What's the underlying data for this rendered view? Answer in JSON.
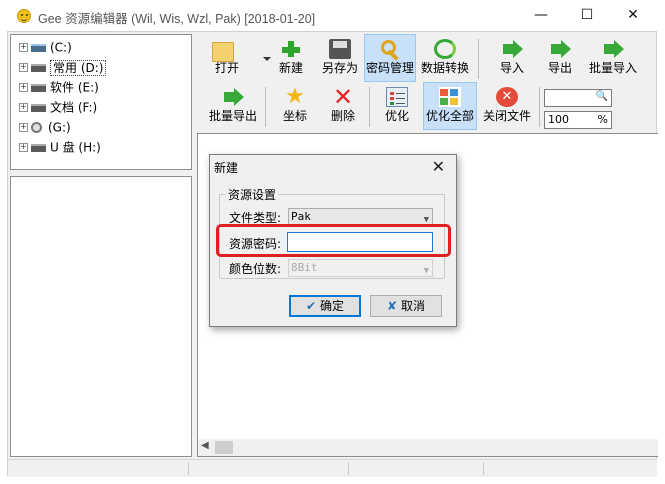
{
  "window": {
    "title": "Gee 资源编辑器 (Wil, Wis, Wzl, Pak) [2018-01-20]",
    "minimize": "—",
    "maximize": "☐",
    "close": "✕"
  },
  "tree": [
    {
      "expander": "+",
      "label": "(C:)",
      "icon": "network-drive-icon"
    },
    {
      "expander": "+",
      "label": "常用 (D:)",
      "icon": "drive-icon",
      "selected": true
    },
    {
      "expander": "+",
      "label": "软件 (E:)",
      "icon": "drive-icon"
    },
    {
      "expander": "+",
      "label": "文档 (F:)",
      "icon": "drive-icon"
    },
    {
      "expander": "+",
      "label": "(G:)",
      "icon": "cd-drive-icon"
    },
    {
      "expander": "+",
      "label": "U 盘 (H:)",
      "icon": "drive-icon"
    }
  ],
  "toolbar": {
    "open": "打开",
    "new": "新建",
    "save_as": "另存为",
    "password_manage": "密码管理",
    "data_convert": "数据转换",
    "import": "导入",
    "export": "导出",
    "batch_import": "批量导入",
    "batch_export": "批量导出",
    "coordinates": "坐标",
    "delete": "删除",
    "optimize": "优化",
    "optimize_all": "优化全部",
    "close_file": "关闭文件",
    "search_value": "",
    "zoom_value": "100",
    "zoom_unit": "%"
  },
  "dialog": {
    "title": "新建",
    "close": "✕",
    "group_title": "资源设置",
    "file_type_label": "文件类型:",
    "file_type_value": "Pak",
    "password_label": "资源密码:",
    "password_value": "",
    "color_depth_label": "颜色位数:",
    "color_depth_value": "8Bit",
    "ok_mark": "✔",
    "ok": "确定",
    "cancel_mark": "✘",
    "cancel": "取消"
  },
  "colors": {
    "highlight": "#e02020",
    "accent": "#0078d7",
    "active_button": "#c9e1f8"
  }
}
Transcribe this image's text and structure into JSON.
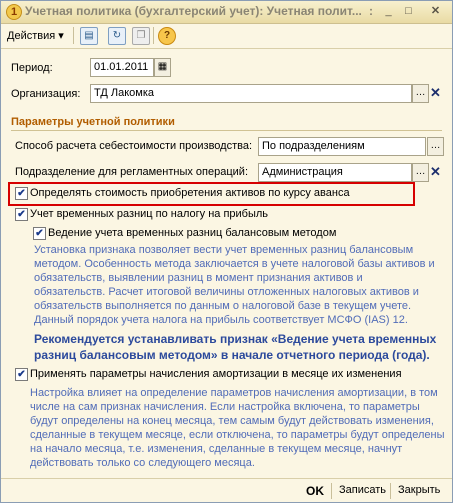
{
  "window": {
    "title": "Учетная политика (бухгалтерский учет): Учетная полит... : _ □ ×",
    "title_short": "Учетная политика (бухгалтерский учет): Учетная полит...",
    "title_dots": ":",
    "title_icon": "1c-icon"
  },
  "toolbar": {
    "actions_label": "Действия",
    "actions_arrow": "▾",
    "icons": [
      "save-icon",
      "refresh-icon",
      "copy-icon",
      "help-icon"
    ]
  },
  "form": {
    "period_label": "Период:",
    "period_value": "01.01.2011",
    "org_label": "Организация:",
    "org_value": "ТД Лакомка"
  },
  "section": {
    "title": "Параметры учетной политики"
  },
  "params": {
    "cost_method_label": "Способ расчета себестоимости производства:",
    "cost_method_value": "По подразделениям",
    "dept_label": "Подразделение для регламентных операций:",
    "dept_value": "Администрация"
  },
  "checkboxes": {
    "advance_rate_label": "Определять стоимость приобретения активов по курсу аванса",
    "advance_rate_checked": true,
    "temp_diff_label": "Учет временных разниц по налогу на прибыль",
    "temp_diff_checked": true,
    "balance_method_label": "Ведение учета временных разниц балансовым методом",
    "balance_method_checked": true,
    "amort_label": "Применять параметры начисления амортизации в месяце их изменения",
    "amort_checked": true
  },
  "desc": {
    "balance_lines": [
      "Установка признака позволяет вести учет временных разниц балансовым",
      "методом.  Особенность метода заключается в учете налоговой базы активов и",
      "обязательств, выявлении разниц  в момент признания активов и",
      "обязательств. Расчет итоговой величины отложенных налоговых активов и",
      "обязательств выполняется по данным о налоговой базе в текущем учете.",
      "Данный порядок учета налога на прибыль соответствует МСФО (IAS)  12."
    ],
    "recommend_lines": [
      "Рекомендуется устанавливать признак «Ведение учета временных",
      "разниц балансовым методом» в начале отчетного периода (года)."
    ],
    "amort_lines": [
      "Настройка влияет на определение параметров  начисления амортизации, в том",
      "числе на сам признак начисления. Если настройка включена, то параметры",
      "будут определены на конец месяца, тем самым будут действовать изменения,",
      "сделанные в текущем месяце, если отключена, то параметры будут определены",
      "на начало месяца, т.е. изменения, сделанные в текущем месяце, начнут",
      "действовать только со следующего месяца."
    ]
  },
  "buttons": {
    "ok": "OK",
    "save": "Записать",
    "close": "Закрыть"
  },
  "colors": {
    "background": "#fbf6e3",
    "section_title": "#b15d00",
    "description": "#516cb8",
    "highlight": "#d60000"
  }
}
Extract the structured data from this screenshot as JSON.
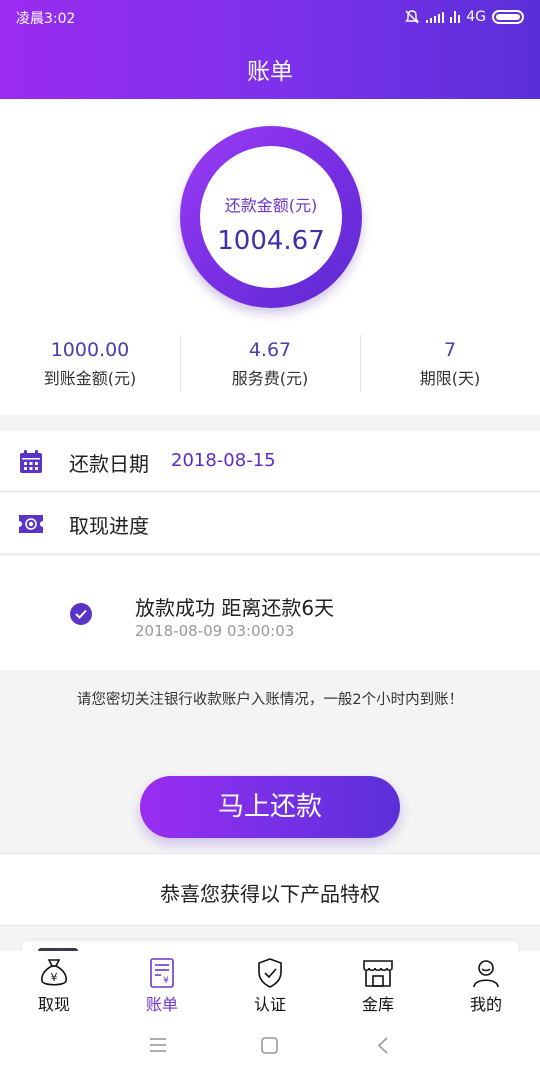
{
  "status_bar": {
    "time": "凌晨3:02",
    "network": "4G"
  },
  "header": {
    "title": "账单"
  },
  "summary": {
    "ring_label": "还款金额(元)",
    "ring_value": "1004.67",
    "stats": [
      {
        "value": "1000.00",
        "label": "到账金额(元)"
      },
      {
        "value": "4.67",
        "label": "服务费(元)"
      },
      {
        "value": "7",
        "label": "期限(天)"
      }
    ]
  },
  "repay_date": {
    "label": "还款日期",
    "value": "2018-08-15"
  },
  "withdraw_progress": {
    "label": "取现进度",
    "step_title": "放款成功 距离还款6天",
    "step_time": "2018-08-09 03:00:03"
  },
  "notice": "请您密切关注银行收款账户入账情况，一般2个小时内到账！",
  "pay_button": "马上还款",
  "privilege_title": "恭喜您获得以下产品特权",
  "tabs": [
    {
      "label": "取现",
      "icon": "money-bag-icon"
    },
    {
      "label": "账单",
      "icon": "bill-icon",
      "active": true
    },
    {
      "label": "认证",
      "icon": "shield-check-icon"
    },
    {
      "label": "金库",
      "icon": "store-icon"
    },
    {
      "label": "我的",
      "icon": "user-icon"
    }
  ],
  "colors": {
    "accent": "#7b31ea",
    "accent_dark": "#5a2fd8",
    "accent_light": "#9a2cf0"
  }
}
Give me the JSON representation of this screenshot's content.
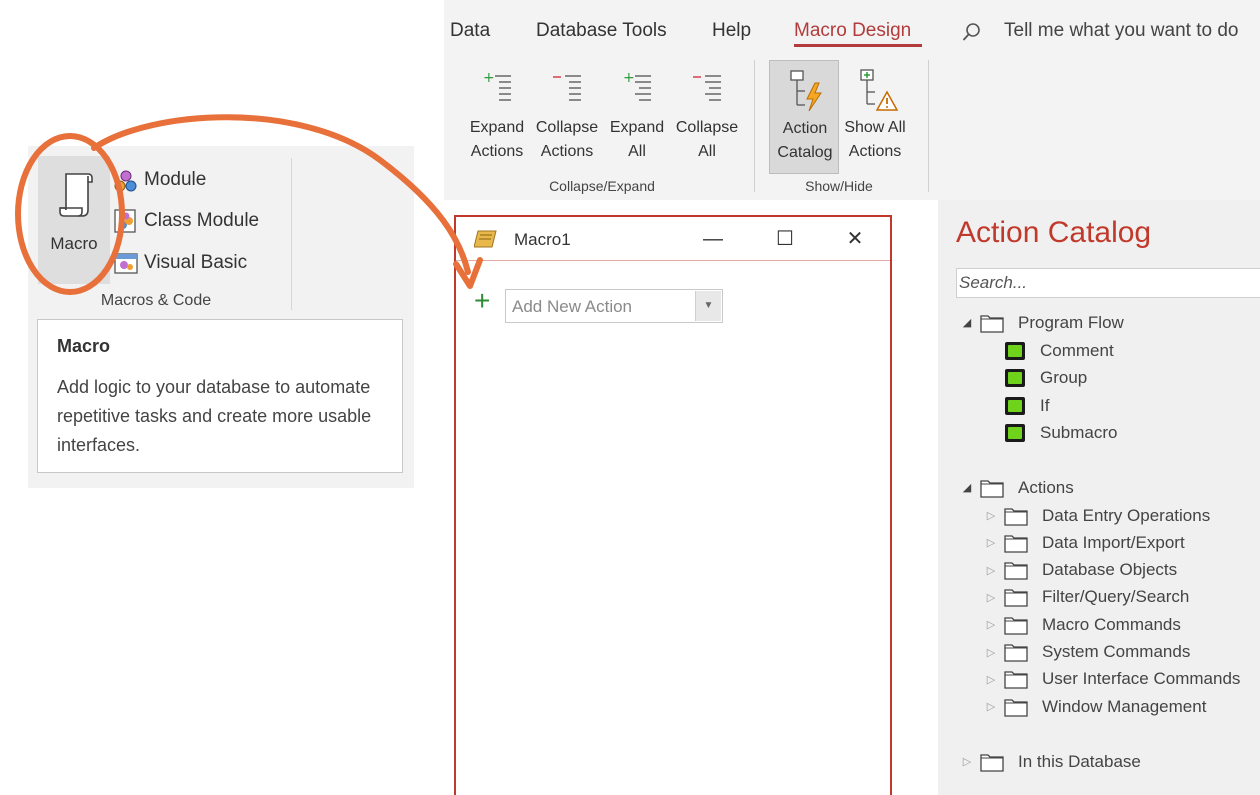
{
  "left_ribbon": {
    "macro_label": "Macro",
    "module_label": "Module",
    "class_module_label": "Class Module",
    "visual_basic_label": "Visual Basic",
    "group_label": "Macros & Code"
  },
  "tooltip": {
    "title": "Macro",
    "body": "Add logic to your database to automate repetitive tasks and create more usable interfaces."
  },
  "ribbon": {
    "tabs": [
      "Data",
      "Database Tools",
      "Help",
      "Macro Design"
    ],
    "active_tab": "Macro Design",
    "tell_me": "Tell me what you want to do",
    "buttons": {
      "expand_actions": [
        "Expand",
        "Actions"
      ],
      "collapse_actions": [
        "Collapse",
        "Actions"
      ],
      "expand_all": [
        "Expand",
        "All"
      ],
      "collapse_all": [
        "Collapse",
        "All"
      ],
      "action_catalog": [
        "Action",
        "Catalog"
      ],
      "show_all_actions": [
        "Show All",
        "Actions"
      ]
    },
    "groups": {
      "collapse_expand": "Collapse/Expand",
      "show_hide": "Show/Hide"
    }
  },
  "macro_window": {
    "title": "Macro1",
    "minimize": "—",
    "maximize": "☐",
    "close": "✕",
    "add_new_action_placeholder": "Add New Action"
  },
  "catalog": {
    "title": "Action Catalog",
    "search_placeholder": "Search...",
    "program_flow": {
      "label": "Program Flow",
      "items": [
        "Comment",
        "Group",
        "If",
        "Submacro"
      ]
    },
    "actions": {
      "label": "Actions",
      "items": [
        "Data Entry Operations",
        "Data Import/Export",
        "Database Objects",
        "Filter/Query/Search",
        "Macro Commands",
        "System Commands",
        "User Interface Commands",
        "Window Management"
      ]
    },
    "in_this_database": "In this Database"
  },
  "colors": {
    "accent": "#c0392b",
    "annotation_orange": "#e8703a",
    "green_plus": "#2e8b35",
    "item_icon_green": "#6fd21b"
  },
  "icons": [
    "scroll-icon",
    "module-icon",
    "class-module-icon",
    "visual-basic-icon",
    "search-icon",
    "expand-actions-icon",
    "collapse-actions-icon",
    "expand-all-icon",
    "collapse-all-icon",
    "action-catalog-icon",
    "show-all-actions-icon",
    "macro-scroll-icon",
    "folder-icon",
    "flow-item-icon",
    "plus-icon",
    "chevron-down-icon"
  ]
}
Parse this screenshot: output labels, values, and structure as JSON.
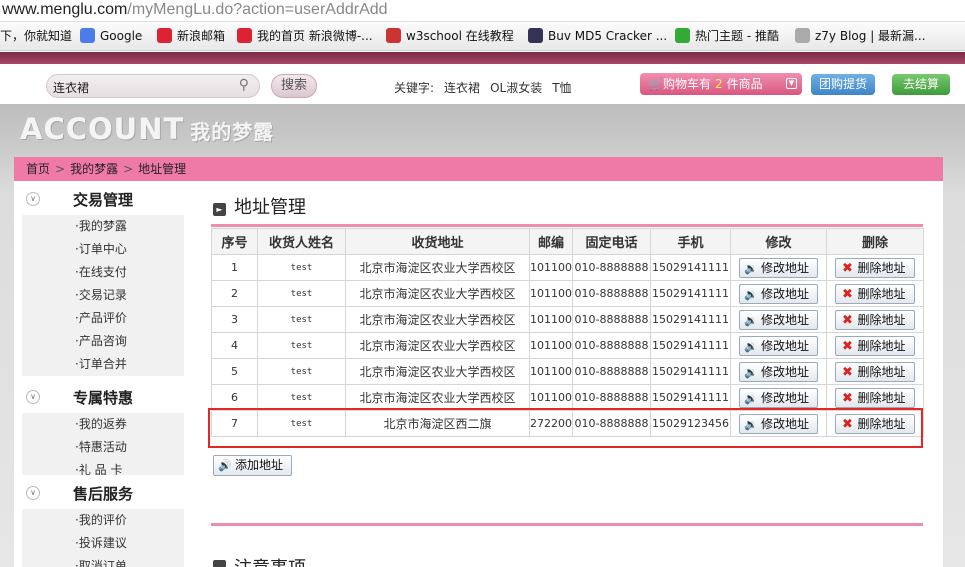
{
  "browser": {
    "url_domain": "www.menglu.com",
    "url_path": "/myMengLu.do?action=userAddrAdd"
  },
  "bookmarks": [
    {
      "label": "下，你就知道",
      "icon": "baidu-icon",
      "color": "#e33"
    },
    {
      "label": "Google",
      "icon": "google-icon",
      "color": "#4a7de8"
    },
    {
      "label": "新浪邮箱",
      "icon": "sina-icon",
      "color": "#d23"
    },
    {
      "label": "我的首页 新浪微博-...",
      "icon": "weibo-icon",
      "color": "#d23"
    },
    {
      "label": "w3school 在线教程",
      "icon": "w3school-icon",
      "color": "#c33"
    },
    {
      "label": "Buv MD5 Cracker ...",
      "icon": "md5-icon",
      "color": "#335"
    },
    {
      "label": "热门主题 - 推酷",
      "icon": "tuicool-icon",
      "color": "#3a3"
    },
    {
      "label": "z7y Blog | 最新漏...",
      "icon": "blog-icon",
      "color": "#aaa"
    }
  ],
  "search": {
    "value": "连衣裙",
    "button": "搜索",
    "keywords_label": "关键字:",
    "keywords": [
      "连衣裙",
      "OL淑女装",
      "T恤"
    ]
  },
  "header": {
    "cart_prefix": "购物车有",
    "cart_count": "2",
    "cart_suffix": "件商品",
    "group_buy": "团购提货",
    "checkout": "去结算"
  },
  "banner": {
    "title": "ACCOUNT",
    "subtitle": "我的梦露"
  },
  "breadcrumb": [
    "首页",
    "我的梦露",
    "地址管理"
  ],
  "sidebar": [
    {
      "title": "交易管理",
      "items": [
        "·我的梦露",
        "·订单中心",
        "·在线支付",
        "·交易记录",
        "·产品评价",
        "·产品咨询",
        "·订单合并"
      ]
    },
    {
      "title": "专属特惠",
      "items": [
        "·我的返券",
        "·特惠活动",
        "·礼 品 卡"
      ]
    },
    {
      "title": "售后服务",
      "items": [
        "·我的评价",
        "·投诉建议",
        "·取消订单"
      ]
    }
  ],
  "main": {
    "title": "地址管理",
    "columns": [
      "序号",
      "收货人姓名",
      "收货地址",
      "邮编",
      "固定电话",
      "手机",
      "修改",
      "删除"
    ],
    "edit_label": "修改地址",
    "delete_label": "删除地址",
    "rows": [
      {
        "no": "1",
        "name": "test",
        "addr": "北京市海淀区农业大学西校区",
        "zip": "101100",
        "tel": "010-8888888",
        "mobile": "15029141111"
      },
      {
        "no": "2",
        "name": "test",
        "addr": "北京市海淀区农业大学西校区",
        "zip": "101100",
        "tel": "010-8888888",
        "mobile": "15029141111"
      },
      {
        "no": "3",
        "name": "test",
        "addr": "北京市海淀区农业大学西校区",
        "zip": "101100",
        "tel": "010-8888888",
        "mobile": "15029141111"
      },
      {
        "no": "4",
        "name": "test",
        "addr": "北京市海淀区农业大学西校区",
        "zip": "101100",
        "tel": "010-8888888",
        "mobile": "15029141111"
      },
      {
        "no": "5",
        "name": "test",
        "addr": "北京市海淀区农业大学西校区",
        "zip": "101100",
        "tel": "010-8888888",
        "mobile": "15029141111"
      },
      {
        "no": "6",
        "name": "test",
        "addr": "北京市海淀区农业大学西校区",
        "zip": "101100",
        "tel": "010-8888888",
        "mobile": "15029141111"
      },
      {
        "no": "7",
        "name": "test",
        "addr": "北京市海淀区西二旗",
        "zip": "272200",
        "tel": "010-8888888",
        "mobile": "15029123456"
      }
    ],
    "add_label": "添加地址",
    "notice_title": "注意事项"
  }
}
***
Give the number of lines in the listing above that hold the string "сделанные", with nothing else.

2